--- start ---

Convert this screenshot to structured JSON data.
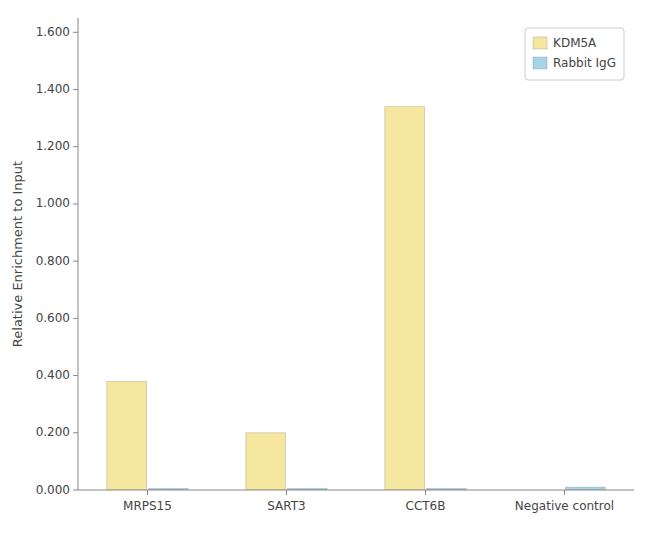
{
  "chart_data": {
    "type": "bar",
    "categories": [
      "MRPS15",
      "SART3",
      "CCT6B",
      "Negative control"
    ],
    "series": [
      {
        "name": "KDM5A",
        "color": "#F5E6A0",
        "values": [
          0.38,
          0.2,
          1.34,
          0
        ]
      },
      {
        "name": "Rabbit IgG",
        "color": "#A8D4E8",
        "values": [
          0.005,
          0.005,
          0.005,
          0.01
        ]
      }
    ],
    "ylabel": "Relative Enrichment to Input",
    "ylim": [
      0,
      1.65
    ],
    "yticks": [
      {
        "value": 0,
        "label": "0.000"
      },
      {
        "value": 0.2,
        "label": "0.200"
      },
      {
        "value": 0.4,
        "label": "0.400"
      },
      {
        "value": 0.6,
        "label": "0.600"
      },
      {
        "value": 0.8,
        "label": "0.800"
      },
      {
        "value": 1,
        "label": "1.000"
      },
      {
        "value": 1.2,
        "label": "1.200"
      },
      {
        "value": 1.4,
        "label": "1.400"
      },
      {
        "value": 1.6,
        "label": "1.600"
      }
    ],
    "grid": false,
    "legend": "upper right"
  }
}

--- end ---
--- start ---

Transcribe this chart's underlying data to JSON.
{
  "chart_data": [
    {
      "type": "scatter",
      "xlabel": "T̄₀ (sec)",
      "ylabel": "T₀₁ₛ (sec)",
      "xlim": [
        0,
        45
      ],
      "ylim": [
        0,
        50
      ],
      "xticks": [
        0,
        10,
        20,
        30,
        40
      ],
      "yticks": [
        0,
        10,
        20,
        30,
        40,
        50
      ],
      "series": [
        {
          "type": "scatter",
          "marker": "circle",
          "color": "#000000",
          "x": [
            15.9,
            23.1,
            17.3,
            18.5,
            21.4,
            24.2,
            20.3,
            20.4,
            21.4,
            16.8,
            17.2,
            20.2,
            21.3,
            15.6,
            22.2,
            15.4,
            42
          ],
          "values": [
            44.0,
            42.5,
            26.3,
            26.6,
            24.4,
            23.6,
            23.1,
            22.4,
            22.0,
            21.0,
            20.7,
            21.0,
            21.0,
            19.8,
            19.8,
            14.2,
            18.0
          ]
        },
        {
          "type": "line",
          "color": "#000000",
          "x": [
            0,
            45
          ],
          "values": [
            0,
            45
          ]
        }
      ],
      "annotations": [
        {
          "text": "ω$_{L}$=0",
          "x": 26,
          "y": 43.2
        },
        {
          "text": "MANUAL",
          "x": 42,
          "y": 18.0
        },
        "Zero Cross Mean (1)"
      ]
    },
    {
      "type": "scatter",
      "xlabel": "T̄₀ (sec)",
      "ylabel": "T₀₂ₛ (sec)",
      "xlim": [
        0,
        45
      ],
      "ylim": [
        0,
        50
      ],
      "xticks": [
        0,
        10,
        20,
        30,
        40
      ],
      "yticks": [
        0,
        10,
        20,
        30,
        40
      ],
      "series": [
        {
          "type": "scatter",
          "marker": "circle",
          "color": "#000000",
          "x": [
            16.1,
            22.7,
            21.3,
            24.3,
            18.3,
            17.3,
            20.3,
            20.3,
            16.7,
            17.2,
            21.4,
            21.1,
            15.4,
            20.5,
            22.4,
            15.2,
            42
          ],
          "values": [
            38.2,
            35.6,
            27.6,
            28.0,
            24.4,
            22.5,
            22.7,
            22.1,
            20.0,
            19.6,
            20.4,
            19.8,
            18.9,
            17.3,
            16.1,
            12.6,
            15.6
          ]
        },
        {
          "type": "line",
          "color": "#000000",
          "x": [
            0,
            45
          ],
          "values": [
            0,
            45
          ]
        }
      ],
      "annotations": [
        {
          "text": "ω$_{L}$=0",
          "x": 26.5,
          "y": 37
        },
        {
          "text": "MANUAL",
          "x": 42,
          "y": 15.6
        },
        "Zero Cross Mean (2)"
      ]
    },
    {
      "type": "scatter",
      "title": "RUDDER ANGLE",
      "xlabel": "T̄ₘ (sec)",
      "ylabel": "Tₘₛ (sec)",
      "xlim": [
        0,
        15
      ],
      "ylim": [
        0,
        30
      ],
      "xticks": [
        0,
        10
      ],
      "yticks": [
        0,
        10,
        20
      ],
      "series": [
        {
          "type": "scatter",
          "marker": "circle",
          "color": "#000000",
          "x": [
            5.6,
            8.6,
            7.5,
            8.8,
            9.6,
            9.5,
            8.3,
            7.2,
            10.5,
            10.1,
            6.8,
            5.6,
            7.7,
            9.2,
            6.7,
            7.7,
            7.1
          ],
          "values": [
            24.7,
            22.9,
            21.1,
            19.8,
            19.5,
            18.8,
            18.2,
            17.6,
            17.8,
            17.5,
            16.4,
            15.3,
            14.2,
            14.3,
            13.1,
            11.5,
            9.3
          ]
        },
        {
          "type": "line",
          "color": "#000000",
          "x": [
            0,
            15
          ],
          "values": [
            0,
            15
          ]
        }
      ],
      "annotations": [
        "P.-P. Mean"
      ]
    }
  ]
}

--- end ---
--- start ---

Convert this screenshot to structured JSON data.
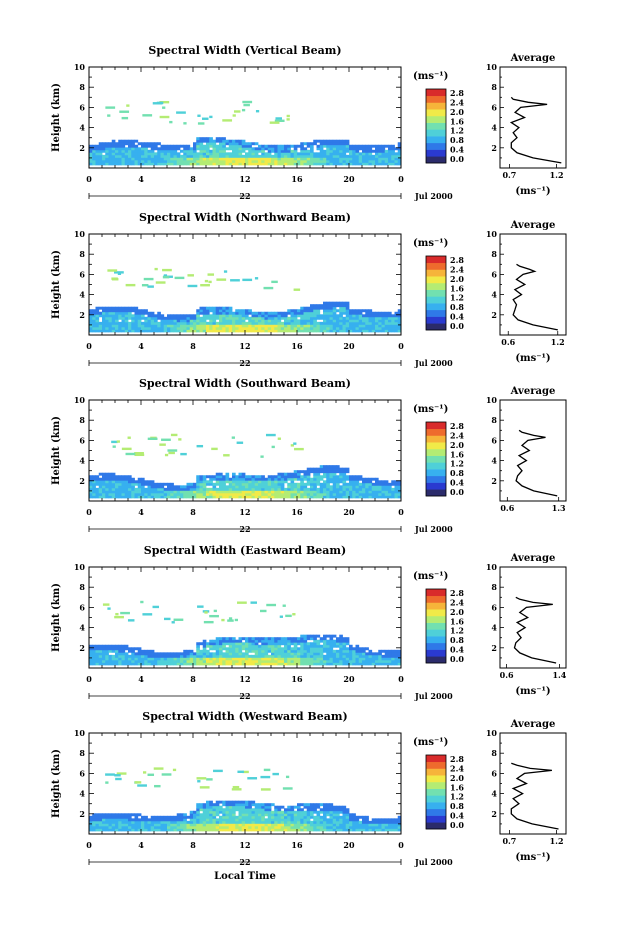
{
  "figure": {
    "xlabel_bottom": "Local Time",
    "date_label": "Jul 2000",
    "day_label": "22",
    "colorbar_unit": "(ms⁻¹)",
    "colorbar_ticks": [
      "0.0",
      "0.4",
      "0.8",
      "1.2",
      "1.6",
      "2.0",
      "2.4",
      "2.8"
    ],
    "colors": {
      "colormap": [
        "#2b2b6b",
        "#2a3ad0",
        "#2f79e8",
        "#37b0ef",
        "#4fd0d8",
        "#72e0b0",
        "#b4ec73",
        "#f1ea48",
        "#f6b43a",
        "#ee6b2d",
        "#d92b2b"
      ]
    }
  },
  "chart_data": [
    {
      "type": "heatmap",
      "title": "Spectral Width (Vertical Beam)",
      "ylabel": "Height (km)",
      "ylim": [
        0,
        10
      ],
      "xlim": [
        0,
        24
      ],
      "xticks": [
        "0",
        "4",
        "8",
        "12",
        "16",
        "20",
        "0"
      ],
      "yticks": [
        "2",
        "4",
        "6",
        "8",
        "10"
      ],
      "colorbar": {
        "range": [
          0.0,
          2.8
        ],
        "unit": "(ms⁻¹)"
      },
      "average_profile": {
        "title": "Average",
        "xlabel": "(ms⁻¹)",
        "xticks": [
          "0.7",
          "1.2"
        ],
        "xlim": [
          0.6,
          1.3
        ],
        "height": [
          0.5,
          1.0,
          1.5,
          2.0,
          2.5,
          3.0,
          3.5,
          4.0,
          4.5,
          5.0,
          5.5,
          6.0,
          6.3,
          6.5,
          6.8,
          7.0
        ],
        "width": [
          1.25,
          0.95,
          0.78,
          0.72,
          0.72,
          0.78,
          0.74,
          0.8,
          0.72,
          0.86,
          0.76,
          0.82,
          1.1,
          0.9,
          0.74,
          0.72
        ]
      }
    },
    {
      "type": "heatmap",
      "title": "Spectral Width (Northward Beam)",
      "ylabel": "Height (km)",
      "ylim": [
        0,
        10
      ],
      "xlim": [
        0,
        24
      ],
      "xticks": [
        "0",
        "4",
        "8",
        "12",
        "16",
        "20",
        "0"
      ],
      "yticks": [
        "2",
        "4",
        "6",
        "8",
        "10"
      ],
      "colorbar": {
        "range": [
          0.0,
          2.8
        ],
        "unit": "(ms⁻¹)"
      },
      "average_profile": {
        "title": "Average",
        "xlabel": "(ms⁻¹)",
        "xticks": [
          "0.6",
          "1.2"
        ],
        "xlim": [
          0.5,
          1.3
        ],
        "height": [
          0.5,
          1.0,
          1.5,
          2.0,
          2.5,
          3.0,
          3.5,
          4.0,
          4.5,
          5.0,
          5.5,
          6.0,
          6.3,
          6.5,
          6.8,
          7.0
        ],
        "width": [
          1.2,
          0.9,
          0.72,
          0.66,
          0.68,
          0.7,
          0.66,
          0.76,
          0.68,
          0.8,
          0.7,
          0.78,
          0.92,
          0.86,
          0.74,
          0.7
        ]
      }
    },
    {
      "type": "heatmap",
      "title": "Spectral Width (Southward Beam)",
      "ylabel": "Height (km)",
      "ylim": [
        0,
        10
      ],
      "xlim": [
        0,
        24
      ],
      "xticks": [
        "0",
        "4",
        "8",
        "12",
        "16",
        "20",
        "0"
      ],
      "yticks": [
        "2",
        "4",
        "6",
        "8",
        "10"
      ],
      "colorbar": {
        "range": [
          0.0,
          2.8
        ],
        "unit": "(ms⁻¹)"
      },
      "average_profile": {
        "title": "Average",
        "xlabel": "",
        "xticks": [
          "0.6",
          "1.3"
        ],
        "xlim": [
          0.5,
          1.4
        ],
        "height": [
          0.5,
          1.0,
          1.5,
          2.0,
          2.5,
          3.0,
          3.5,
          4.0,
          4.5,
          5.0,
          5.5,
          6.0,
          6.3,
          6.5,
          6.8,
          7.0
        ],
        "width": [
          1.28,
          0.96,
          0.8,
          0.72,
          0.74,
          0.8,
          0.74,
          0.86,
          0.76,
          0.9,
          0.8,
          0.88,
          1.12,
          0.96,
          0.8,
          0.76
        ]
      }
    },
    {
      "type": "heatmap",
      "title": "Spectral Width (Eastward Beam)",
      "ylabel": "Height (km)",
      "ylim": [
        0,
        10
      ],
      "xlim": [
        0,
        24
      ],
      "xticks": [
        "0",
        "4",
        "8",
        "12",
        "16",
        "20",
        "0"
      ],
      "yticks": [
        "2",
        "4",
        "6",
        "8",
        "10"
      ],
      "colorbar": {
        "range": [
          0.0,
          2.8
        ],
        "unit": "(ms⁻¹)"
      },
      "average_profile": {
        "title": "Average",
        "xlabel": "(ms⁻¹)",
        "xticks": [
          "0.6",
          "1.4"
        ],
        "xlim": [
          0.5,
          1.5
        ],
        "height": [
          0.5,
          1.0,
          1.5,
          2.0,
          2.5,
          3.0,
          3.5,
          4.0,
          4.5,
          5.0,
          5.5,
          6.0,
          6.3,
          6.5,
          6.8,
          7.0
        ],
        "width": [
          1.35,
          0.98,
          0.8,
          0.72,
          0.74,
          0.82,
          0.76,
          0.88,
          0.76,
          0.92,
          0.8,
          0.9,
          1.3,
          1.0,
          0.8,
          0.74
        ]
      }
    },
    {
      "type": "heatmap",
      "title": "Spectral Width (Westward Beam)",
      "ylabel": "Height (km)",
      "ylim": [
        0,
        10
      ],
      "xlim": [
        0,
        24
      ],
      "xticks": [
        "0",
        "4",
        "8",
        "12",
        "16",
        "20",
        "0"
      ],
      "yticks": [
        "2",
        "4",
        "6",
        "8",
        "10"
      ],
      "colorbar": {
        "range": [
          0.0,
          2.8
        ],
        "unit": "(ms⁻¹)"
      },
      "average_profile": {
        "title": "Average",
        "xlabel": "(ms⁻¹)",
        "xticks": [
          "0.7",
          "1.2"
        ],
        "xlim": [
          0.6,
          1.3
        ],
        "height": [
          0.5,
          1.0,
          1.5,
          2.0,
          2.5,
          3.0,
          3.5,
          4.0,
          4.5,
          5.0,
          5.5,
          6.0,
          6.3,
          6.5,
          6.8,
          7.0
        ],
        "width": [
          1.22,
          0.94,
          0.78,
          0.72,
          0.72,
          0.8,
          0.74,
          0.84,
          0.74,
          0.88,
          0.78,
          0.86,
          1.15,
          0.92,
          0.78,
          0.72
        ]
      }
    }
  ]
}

--- end ---

Within the entries above, work out how many lines contain the word "Spectral". The number alone is the answer.

* _IN RESPONSE_: 5